Given task: Collect all lines containing the word "time" from the data.

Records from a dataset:
☆ ☆ ☆ ☆

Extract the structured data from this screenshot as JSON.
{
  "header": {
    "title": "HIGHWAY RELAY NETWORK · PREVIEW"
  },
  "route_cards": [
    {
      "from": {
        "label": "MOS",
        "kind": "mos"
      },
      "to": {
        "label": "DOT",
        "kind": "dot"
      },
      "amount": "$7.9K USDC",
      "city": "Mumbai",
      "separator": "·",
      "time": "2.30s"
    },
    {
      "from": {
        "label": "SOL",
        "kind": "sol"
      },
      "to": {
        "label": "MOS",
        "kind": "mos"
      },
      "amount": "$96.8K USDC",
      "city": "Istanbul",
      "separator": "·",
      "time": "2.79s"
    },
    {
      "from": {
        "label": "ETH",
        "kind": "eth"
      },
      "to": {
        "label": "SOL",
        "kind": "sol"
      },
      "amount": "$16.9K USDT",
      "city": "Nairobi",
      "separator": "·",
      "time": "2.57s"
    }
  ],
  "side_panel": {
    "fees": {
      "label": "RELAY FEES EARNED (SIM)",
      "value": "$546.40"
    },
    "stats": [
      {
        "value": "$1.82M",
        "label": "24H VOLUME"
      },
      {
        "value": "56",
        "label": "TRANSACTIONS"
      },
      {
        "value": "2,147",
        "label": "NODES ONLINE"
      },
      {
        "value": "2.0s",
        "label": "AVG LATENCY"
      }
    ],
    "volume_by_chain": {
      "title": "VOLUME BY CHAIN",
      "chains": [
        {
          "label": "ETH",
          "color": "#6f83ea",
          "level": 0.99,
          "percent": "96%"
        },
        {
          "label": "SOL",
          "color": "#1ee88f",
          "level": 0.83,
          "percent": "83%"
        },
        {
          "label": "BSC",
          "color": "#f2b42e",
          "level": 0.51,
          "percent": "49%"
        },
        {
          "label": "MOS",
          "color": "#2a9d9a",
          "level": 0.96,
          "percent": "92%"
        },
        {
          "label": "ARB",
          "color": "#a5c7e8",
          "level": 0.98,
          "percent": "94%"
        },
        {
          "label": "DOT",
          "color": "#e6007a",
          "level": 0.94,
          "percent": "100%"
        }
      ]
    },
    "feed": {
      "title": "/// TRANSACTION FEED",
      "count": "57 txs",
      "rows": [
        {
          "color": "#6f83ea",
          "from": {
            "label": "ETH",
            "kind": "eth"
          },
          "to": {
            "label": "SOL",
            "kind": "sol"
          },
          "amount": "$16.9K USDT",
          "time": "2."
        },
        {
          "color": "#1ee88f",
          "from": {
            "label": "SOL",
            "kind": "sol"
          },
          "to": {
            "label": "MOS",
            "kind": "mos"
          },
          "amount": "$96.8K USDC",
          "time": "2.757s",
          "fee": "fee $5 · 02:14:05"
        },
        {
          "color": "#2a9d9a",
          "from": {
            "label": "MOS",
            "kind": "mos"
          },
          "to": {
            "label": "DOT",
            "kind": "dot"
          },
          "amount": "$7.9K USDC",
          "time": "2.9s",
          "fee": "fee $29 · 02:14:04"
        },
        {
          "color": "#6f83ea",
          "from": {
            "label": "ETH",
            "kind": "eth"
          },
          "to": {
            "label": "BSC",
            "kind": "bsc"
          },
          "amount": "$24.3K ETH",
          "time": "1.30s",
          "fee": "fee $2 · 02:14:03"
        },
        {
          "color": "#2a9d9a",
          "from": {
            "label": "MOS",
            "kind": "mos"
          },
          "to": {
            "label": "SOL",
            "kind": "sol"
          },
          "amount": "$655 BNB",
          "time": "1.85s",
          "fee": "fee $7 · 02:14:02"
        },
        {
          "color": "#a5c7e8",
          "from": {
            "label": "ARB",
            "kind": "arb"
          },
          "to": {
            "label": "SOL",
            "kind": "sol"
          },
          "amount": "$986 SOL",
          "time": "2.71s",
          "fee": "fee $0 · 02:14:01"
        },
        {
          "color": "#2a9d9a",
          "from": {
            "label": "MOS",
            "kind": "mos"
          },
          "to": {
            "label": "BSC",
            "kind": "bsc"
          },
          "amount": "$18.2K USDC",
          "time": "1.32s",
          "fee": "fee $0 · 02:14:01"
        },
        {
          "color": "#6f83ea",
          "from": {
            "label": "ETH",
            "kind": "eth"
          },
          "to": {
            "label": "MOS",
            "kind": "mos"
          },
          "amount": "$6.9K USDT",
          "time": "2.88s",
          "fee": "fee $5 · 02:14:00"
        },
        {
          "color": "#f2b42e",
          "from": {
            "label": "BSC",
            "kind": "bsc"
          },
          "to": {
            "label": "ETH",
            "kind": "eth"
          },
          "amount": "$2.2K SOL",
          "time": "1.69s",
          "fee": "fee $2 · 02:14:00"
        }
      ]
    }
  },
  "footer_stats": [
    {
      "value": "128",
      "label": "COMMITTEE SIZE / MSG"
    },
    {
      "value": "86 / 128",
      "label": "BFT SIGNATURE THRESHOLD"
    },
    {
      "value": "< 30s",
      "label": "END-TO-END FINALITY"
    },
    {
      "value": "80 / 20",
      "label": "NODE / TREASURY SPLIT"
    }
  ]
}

☆ ☆ ☆ ☆

Completed task:
      "time": "2.30s"
      "time": "2.79s"
      "time": "2.57s"
          "time": "2."
          "time": "2.757s",
          "time": "2.9s",
          "time": "1.30s",
          "time": "1.85s",
          "time": "2.71s",
          "time": "1.32s",
          "time": "2.88s",
          "time": "1.69s",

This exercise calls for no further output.